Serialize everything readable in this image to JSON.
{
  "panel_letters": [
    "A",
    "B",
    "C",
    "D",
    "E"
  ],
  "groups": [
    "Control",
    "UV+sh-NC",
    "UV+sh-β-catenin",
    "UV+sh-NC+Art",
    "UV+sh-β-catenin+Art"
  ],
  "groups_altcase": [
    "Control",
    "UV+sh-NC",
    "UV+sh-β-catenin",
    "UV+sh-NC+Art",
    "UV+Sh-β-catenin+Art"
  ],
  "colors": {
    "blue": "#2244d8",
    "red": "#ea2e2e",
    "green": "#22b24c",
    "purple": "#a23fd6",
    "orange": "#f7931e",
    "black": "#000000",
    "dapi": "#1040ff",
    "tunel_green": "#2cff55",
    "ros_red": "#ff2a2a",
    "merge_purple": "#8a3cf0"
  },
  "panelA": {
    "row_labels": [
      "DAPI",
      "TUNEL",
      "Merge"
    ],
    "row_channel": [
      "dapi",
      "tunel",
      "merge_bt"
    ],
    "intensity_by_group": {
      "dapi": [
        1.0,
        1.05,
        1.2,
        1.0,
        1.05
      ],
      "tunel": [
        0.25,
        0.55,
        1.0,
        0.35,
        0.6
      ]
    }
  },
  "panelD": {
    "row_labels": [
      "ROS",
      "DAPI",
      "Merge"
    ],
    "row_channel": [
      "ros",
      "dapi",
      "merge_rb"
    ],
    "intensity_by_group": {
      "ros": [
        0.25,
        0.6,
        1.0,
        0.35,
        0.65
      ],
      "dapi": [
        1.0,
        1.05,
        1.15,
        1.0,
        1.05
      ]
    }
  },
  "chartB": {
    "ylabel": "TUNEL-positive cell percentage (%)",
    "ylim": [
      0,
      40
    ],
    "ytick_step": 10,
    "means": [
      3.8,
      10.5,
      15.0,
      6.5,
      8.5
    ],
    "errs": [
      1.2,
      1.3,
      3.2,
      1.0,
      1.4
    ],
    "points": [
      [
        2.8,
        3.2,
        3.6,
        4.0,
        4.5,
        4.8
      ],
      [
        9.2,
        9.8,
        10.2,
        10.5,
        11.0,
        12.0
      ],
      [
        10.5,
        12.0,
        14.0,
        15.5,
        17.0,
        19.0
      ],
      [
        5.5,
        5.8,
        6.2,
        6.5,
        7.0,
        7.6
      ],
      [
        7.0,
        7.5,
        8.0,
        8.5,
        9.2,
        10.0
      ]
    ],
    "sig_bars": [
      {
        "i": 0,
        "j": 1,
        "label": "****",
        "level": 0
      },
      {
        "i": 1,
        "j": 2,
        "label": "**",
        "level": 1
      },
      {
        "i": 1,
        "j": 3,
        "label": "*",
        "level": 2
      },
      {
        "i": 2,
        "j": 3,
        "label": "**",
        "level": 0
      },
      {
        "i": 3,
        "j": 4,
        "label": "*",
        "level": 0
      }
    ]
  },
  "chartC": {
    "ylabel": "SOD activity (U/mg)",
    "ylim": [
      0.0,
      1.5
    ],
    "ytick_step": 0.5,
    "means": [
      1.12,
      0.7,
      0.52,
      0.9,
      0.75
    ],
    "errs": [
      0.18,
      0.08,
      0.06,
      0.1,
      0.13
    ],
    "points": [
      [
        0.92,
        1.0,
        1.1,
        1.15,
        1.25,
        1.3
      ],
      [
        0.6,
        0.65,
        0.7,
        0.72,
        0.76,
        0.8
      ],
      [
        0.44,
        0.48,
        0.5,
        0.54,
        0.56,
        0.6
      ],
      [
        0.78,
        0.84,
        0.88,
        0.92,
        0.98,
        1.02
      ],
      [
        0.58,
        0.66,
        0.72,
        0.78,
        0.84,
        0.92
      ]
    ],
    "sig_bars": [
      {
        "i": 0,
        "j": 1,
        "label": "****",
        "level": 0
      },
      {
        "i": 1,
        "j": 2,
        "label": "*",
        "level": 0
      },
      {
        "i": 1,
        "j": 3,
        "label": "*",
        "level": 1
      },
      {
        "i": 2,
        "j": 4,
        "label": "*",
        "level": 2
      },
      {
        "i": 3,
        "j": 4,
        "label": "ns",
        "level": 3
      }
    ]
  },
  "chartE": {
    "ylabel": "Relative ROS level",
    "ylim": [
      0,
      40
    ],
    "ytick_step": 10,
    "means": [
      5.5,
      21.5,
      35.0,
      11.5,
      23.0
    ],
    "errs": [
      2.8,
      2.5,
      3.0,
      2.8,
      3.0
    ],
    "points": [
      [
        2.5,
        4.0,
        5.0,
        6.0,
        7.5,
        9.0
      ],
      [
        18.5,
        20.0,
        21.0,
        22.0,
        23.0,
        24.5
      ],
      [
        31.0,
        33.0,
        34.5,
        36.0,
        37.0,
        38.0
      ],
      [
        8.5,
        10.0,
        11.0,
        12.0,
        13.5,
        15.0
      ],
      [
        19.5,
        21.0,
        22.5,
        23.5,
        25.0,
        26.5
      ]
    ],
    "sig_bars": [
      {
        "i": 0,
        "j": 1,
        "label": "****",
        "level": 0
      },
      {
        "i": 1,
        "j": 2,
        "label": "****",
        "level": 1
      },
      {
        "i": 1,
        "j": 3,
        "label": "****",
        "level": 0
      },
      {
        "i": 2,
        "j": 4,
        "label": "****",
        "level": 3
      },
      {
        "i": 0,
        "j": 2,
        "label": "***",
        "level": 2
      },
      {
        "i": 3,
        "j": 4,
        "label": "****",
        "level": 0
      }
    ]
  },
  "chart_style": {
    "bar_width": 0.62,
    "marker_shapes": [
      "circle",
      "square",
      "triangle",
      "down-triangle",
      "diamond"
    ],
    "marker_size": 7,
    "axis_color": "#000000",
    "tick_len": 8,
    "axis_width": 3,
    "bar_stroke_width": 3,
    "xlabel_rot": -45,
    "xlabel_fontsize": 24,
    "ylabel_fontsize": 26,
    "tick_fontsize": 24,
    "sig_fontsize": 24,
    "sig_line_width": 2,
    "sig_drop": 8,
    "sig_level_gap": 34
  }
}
**********
- **PROBLEM DETAILS**: Please set down each line of the records exactly as given.

- **RIGHT ANSWER**:
Serialize everything readable in this image to JSON.
{
  "panel_letters": [
    "A",
    "B",
    "C",
    "D",
    "E"
  ],
  "groups": [
    "Control",
    "UV+sh-NC",
    "UV+sh-β-catenin",
    "UV+sh-NC+Art",
    "UV+sh-β-catenin+Art"
  ],
  "groups_altcase": [
    "Control",
    "UV+sh-NC",
    "UV+sh-β-catenin",
    "UV+sh-NC+Art",
    "UV+Sh-β-catenin+Art"
  ],
  "colors": {
    "blue": "#2244d8",
    "red": "#ea2e2e",
    "green": "#22b24c",
    "purple": "#a23fd6",
    "orange": "#f7931e",
    "black": "#000000",
    "dapi": "#1040ff",
    "tunel_green": "#2cff55",
    "ros_red": "#ff2a2a",
    "merge_purple": "#8a3cf0"
  },
  "panelA": {
    "row_labels": [
      "DAPI",
      "TUNEL",
      "Merge"
    ],
    "row_channel": [
      "dapi",
      "tunel",
      "merge_bt"
    ],
    "intensity_by_group": {
      "dapi": [
        1.0,
        1.05,
        1.2,
        1.0,
        1.05
      ],
      "tunel": [
        0.25,
        0.55,
        1.0,
        0.35,
        0.6
      ]
    }
  },
  "panelD": {
    "row_labels": [
      "ROS",
      "DAPI",
      "Merge"
    ],
    "row_channel": [
      "ros",
      "dapi",
      "merge_rb"
    ],
    "intensity_by_group": {
      "ros": [
        0.25,
        0.6,
        1.0,
        0.35,
        0.65
      ],
      "dapi": [
        1.0,
        1.05,
        1.15,
        1.0,
        1.05
      ]
    }
  },
  "chartB": {
    "ylabel": "TUNEL-positive cell percentage (%)",
    "ylim": [
      0,
      40
    ],
    "ytick_step": 10,
    "means": [
      3.8,
      10.5,
      15.0,
      6.5,
      8.5
    ],
    "errs": [
      1.2,
      1.3,
      3.2,
      1.0,
      1.4
    ],
    "points": [
      [
        2.8,
        3.2,
        3.6,
        4.0,
        4.5,
        4.8
      ],
      [
        9.2,
        9.8,
        10.2,
        10.5,
        11.0,
        12.0
      ],
      [
        10.5,
        12.0,
        14.0,
        15.5,
        17.0,
        19.0
      ],
      [
        5.5,
        5.8,
        6.2,
        6.5,
        7.0,
        7.6
      ],
      [
        7.0,
        7.5,
        8.0,
        8.5,
        9.2,
        10.0
      ]
    ],
    "sig_bars": [
      {
        "i": 0,
        "j": 1,
        "label": "****",
        "level": 0
      },
      {
        "i": 1,
        "j": 2,
        "label": "**",
        "level": 1
      },
      {
        "i": 1,
        "j": 3,
        "label": "*",
        "level": 2
      },
      {
        "i": 2,
        "j": 3,
        "label": "**",
        "level": 0
      },
      {
        "i": 3,
        "j": 4,
        "label": "*",
        "level": 0
      }
    ]
  },
  "chartC": {
    "ylabel": "SOD activity (U/mg)",
    "ylim": [
      0.0,
      1.5
    ],
    "ytick_step": 0.5,
    "means": [
      1.12,
      0.7,
      0.52,
      0.9,
      0.75
    ],
    "errs": [
      0.18,
      0.08,
      0.06,
      0.1,
      0.13
    ],
    "points": [
      [
        0.92,
        1.0,
        1.1,
        1.15,
        1.25,
        1.3
      ],
      [
        0.6,
        0.65,
        0.7,
        0.72,
        0.76,
        0.8
      ],
      [
        0.44,
        0.48,
        0.5,
        0.54,
        0.56,
        0.6
      ],
      [
        0.78,
        0.84,
        0.88,
        0.92,
        0.98,
        1.02
      ],
      [
        0.58,
        0.66,
        0.72,
        0.78,
        0.84,
        0.92
      ]
    ],
    "sig_bars": [
      {
        "i": 0,
        "j": 1,
        "label": "****",
        "level": 0
      },
      {
        "i": 1,
        "j": 2,
        "label": "*",
        "level": 0
      },
      {
        "i": 1,
        "j": 3,
        "label": "*",
        "level": 1
      },
      {
        "i": 2,
        "j": 4,
        "label": "*",
        "level": 2
      },
      {
        "i": 3,
        "j": 4,
        "label": "ns",
        "level": 3
      }
    ]
  },
  "chartE": {
    "ylabel": "Relative ROS level",
    "ylim": [
      0,
      40
    ],
    "ytick_step": 10,
    "means": [
      5.5,
      21.5,
      35.0,
      11.5,
      23.0
    ],
    "errs": [
      2.8,
      2.5,
      3.0,
      2.8,
      3.0
    ],
    "points": [
      [
        2.5,
        4.0,
        5.0,
        6.0,
        7.5,
        9.0
      ],
      [
        18.5,
        20.0,
        21.0,
        22.0,
        23.0,
        24.5
      ],
      [
        31.0,
        33.0,
        34.5,
        36.0,
        37.0,
        38.0
      ],
      [
        8.5,
        10.0,
        11.0,
        12.0,
        13.5,
        15.0
      ],
      [
        19.5,
        21.0,
        22.5,
        23.5,
        25.0,
        26.5
      ]
    ],
    "sig_bars": [
      {
        "i": 0,
        "j": 1,
        "label": "****",
        "level": 0
      },
      {
        "i": 1,
        "j": 2,
        "label": "****",
        "level": 1
      },
      {
        "i": 1,
        "j": 3,
        "label": "****",
        "level": 0
      },
      {
        "i": 2,
        "j": 4,
        "label": "****",
        "level": 3
      },
      {
        "i": 0,
        "j": 2,
        "label": "***",
        "level": 2
      },
      {
        "i": 3,
        "j": 4,
        "label": "****",
        "level": 0
      }
    ]
  },
  "chart_style": {
    "bar_width": 0.62,
    "marker_shapes": [
      "circle",
      "square",
      "triangle",
      "down-triangle",
      "diamond"
    ],
    "marker_size": 7,
    "axis_color": "#000000",
    "tick_len": 8,
    "axis_width": 3,
    "bar_stroke_width": 3,
    "xlabel_rot": -45,
    "xlabel_fontsize": 24,
    "ylabel_fontsize": 26,
    "tick_fontsize": 24,
    "sig_fontsize": 24,
    "sig_line_width": 2,
    "sig_drop": 8,
    "sig_level_gap": 34
  }
}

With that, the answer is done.